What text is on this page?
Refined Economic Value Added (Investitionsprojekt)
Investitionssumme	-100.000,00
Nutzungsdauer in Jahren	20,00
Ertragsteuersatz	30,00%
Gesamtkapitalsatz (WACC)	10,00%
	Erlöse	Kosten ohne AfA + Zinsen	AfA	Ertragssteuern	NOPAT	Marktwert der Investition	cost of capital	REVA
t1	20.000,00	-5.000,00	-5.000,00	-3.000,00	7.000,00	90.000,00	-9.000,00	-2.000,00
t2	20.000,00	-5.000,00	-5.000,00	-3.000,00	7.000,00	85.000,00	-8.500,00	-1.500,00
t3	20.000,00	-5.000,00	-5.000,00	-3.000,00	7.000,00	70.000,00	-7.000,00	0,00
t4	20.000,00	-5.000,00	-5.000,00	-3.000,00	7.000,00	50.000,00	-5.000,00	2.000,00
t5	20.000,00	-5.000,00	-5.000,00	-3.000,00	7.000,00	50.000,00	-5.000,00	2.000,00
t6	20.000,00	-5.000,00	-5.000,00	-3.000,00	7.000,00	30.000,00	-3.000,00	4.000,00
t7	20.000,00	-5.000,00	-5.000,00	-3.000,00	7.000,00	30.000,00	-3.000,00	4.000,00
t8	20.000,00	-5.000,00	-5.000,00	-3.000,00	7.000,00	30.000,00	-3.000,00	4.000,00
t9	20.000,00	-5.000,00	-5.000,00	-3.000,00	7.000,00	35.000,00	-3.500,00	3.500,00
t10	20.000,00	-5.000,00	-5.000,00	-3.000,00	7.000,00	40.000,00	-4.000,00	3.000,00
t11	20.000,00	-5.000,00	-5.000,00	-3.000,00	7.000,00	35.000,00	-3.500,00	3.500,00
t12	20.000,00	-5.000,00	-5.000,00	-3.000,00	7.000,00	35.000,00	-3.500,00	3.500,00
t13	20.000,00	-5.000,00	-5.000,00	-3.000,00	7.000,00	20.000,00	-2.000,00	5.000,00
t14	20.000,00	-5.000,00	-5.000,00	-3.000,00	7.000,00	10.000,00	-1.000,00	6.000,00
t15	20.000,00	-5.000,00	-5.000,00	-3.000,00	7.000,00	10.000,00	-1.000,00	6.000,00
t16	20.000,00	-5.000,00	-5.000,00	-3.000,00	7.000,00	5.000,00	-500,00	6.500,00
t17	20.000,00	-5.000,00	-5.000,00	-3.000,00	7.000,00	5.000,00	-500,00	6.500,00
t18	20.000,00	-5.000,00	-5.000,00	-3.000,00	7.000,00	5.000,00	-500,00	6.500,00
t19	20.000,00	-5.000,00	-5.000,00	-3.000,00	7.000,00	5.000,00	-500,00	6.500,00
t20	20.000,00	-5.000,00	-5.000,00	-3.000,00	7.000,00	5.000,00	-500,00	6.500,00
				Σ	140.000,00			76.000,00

|---|

INSTRUCTIONS TO FOLLOW -
Using the exact wording, write out all of the records.

WRITTEN RESPONSE -
What text is on this page?
Refined Economic Value Added (Investitionsprojekt)
Investitionssumme	-100.000,00
Nutzungsdauer in Jahren	20,00
Ertragsteuersatz	30,00%
Gesamtkapitalsatz (WACC)	10,00%
	Erlöse	Kosten ohne AfA + Zinsen	AfA	Ertragssteuern	NOPAT	Marktwert der Investition	cost of capital	REVA
t1	20.000,00	-5.000,00	-5.000,00	-3.000,00	7.000,00	90.000,00	-9.000,00	-2.000,00
t2	20.000,00	-5.000,00	-5.000,00	-3.000,00	7.000,00	85.000,00	-8.500,00	-1.500,00
t3	20.000,00	-5.000,00	-5.000,00	-3.000,00	7.000,00	70.000,00	-7.000,00	0,00
t4	20.000,00	-5.000,00	-5.000,00	-3.000,00	7.000,00	50.000,00	-5.000,00	2.000,00
t5	20.000,00	-5.000,00	-5.000,00	-3.000,00	7.000,00	50.000,00	-5.000,00	2.000,00
t6	20.000,00	-5.000,00	-5.000,00	-3.000,00	7.000,00	30.000,00	-3.000,00	4.000,00
t7	20.000,00	-5.000,00	-5.000,00	-3.000,00	7.000,00	30.000,00	-3.000,00	4.000,00
t8	20.000,00	-5.000,00	-5.000,00	-3.000,00	7.000,00	30.000,00	-3.000,00	4.000,00
t9	20.000,00	-5.000,00	-5.000,00	-3.000,00	7.000,00	35.000,00	-3.500,00	3.500,00
t10	20.000,00	-5.000,00	-5.000,00	-3.000,00	7.000,00	40.000,00	-4.000,00	3.000,00
t11	20.000,00	-5.000,00	-5.000,00	-3.000,00	7.000,00	35.000,00	-3.500,00	3.500,00
t12	20.000,00	-5.000,00	-5.000,00	-3.000,00	7.000,00	35.000,00	-3.500,00	3.500,00
t13	20.000,00	-5.000,00	-5.000,00	-3.000,00	7.000,00	20.000,00	-2.000,00	5.000,00
t14	20.000,00	-5.000,00	-5.000,00	-3.000,00	7.000,00	10.000,00	-1.000,00	6.000,00
t15	20.000,00	-5.000,00	-5.000,00	-3.000,00	7.000,00	10.000,00	-1.000,00	6.000,00
t16	20.000,00	-5.000,00	-5.000,00	-3.000,00	7.000,00	5.000,00	-500,00	6.500,00
t17	20.000,00	-5.000,00	-5.000,00	-3.000,00	7.000,00	5.000,00	-500,00	6.500,00
t18	20.000,00	-5.000,00	-5.000,00	-3.000,00	7.000,00	5.000,00	-500,00	6.500,00
t19	20.000,00	-5.000,00	-5.000,00	-3.000,00	7.000,00	5.000,00	-500,00	6.500,00
t20	20.000,00	-5.000,00	-5.000,00	-3.000,00	7.000,00	5.000,00	-500,00	6.500,00
				Σ	140.000,00			76.000,00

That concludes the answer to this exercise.